Locate the string "Patrimoine" throughout the material and copy every line in which it occurs.

___ DATA SHOWN

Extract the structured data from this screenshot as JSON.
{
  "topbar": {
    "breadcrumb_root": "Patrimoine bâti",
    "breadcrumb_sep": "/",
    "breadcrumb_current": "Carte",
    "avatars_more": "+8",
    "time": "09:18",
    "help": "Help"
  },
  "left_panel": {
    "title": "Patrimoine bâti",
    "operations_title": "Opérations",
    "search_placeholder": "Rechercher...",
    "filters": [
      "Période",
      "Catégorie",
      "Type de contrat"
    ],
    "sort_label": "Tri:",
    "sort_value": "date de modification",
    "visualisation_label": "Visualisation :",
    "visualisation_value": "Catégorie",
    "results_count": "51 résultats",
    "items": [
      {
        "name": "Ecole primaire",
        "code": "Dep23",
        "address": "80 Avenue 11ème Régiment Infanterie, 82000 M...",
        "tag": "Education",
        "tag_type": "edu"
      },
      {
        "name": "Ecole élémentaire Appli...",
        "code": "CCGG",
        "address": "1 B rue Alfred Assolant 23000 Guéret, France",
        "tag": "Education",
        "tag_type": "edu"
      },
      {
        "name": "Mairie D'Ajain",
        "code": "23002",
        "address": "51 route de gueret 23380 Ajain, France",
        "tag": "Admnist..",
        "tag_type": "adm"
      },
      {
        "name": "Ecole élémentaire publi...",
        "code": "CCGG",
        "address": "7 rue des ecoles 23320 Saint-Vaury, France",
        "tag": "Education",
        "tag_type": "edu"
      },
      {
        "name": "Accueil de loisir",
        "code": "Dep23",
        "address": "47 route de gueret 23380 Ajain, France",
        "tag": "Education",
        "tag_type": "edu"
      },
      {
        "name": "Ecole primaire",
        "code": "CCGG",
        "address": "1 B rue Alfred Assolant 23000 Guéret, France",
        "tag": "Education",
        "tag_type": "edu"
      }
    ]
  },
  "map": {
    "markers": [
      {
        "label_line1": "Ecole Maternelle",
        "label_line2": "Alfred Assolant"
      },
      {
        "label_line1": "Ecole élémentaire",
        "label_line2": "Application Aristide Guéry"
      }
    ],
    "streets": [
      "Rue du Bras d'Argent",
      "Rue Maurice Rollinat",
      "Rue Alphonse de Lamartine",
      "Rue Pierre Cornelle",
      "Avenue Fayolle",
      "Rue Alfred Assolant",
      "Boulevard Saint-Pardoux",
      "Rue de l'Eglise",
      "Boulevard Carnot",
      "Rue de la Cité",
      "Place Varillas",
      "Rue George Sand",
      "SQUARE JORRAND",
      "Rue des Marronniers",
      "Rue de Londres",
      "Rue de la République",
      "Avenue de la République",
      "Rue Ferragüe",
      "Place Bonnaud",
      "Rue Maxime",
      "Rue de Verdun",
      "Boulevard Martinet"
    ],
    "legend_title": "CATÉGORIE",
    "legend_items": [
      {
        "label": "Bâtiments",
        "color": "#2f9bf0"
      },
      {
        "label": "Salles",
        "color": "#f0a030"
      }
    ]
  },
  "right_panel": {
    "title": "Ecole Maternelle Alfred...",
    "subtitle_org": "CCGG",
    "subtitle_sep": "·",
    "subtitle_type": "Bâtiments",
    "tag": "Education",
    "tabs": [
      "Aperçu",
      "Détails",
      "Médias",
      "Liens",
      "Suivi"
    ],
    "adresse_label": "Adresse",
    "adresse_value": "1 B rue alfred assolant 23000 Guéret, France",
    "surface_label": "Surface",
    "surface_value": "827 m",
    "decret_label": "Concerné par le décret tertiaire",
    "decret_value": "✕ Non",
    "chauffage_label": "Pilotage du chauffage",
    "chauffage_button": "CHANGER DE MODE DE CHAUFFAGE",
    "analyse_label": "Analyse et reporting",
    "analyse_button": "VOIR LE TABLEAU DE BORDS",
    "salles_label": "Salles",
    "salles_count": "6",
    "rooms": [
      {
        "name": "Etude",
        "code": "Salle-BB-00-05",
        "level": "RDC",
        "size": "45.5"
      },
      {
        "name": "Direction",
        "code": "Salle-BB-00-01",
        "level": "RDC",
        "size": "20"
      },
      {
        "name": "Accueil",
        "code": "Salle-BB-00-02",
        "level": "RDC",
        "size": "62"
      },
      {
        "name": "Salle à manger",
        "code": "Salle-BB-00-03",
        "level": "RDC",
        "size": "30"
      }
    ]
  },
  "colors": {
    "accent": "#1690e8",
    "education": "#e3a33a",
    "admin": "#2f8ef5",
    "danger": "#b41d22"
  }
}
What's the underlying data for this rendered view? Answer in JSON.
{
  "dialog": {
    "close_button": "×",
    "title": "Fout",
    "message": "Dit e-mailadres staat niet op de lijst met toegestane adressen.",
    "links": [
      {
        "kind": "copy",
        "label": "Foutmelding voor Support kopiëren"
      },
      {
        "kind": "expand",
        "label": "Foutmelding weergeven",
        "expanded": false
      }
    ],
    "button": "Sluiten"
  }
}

______

### FULL SOLUTION
    "breadcrumb_root": "Patrimoine bâti",
    "title": "Patrimoine bâti",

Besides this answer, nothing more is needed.